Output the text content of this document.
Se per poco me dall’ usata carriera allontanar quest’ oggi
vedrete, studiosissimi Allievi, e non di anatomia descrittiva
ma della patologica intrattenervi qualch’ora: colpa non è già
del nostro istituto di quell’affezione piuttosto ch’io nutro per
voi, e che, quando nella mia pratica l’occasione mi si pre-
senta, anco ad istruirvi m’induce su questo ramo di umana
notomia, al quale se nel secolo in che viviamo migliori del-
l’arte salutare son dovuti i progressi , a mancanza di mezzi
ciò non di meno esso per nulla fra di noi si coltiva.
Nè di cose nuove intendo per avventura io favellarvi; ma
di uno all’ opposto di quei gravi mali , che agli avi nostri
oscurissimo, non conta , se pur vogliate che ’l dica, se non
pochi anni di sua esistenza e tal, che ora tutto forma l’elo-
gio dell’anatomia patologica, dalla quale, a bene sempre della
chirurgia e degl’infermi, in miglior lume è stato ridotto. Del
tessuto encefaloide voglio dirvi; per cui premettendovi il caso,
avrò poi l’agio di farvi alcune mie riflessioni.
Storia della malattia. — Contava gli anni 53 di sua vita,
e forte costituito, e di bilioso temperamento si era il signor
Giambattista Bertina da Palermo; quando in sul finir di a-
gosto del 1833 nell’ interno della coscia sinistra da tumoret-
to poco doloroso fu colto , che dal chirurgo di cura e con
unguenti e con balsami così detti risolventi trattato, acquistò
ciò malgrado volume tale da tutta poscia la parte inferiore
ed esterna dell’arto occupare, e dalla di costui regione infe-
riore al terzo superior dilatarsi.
· · ·
- [ACTION ITEM]
Find every line above that contains the word "della", and return each one.

- [EXERCISE RESULT]
ma della patologica intrattenervi qualch’ora: colpa non è già
gio dell’anatomia patologica, dalla quale, a bene sempre della
Storia della malattia. — Contava gli anni 53 di sua vita,
gosto del 1833 nell’ interno della coscia sinistra da tumoret-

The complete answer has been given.